— BEGIN Records provided —
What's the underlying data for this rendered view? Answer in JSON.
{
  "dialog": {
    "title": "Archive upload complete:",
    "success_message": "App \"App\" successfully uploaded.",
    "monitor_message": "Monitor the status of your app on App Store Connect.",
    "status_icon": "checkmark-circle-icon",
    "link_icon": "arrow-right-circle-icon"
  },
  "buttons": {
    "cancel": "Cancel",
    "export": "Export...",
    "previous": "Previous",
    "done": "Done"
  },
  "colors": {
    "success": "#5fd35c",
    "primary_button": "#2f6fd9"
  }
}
— END Records provided —
* [What is being asked]:
Write the entries again, exactly as they stand.

* [Reply to the exercise]:
What's the underlying data for this rendered view? Answer in JSON.
{
  "dialog": {
    "title": "Archive upload complete:",
    "success_message": "App \"App\" successfully uploaded.",
    "monitor_message": "Monitor the status of your app on App Store Connect.",
    "status_icon": "checkmark-circle-icon",
    "link_icon": "arrow-right-circle-icon"
  },
  "buttons": {
    "cancel": "Cancel",
    "export": "Export...",
    "previous": "Previous",
    "done": "Done"
  },
  "colors": {
    "success": "#5fd35c",
    "primary_button": "#2f6fd9"
  }
}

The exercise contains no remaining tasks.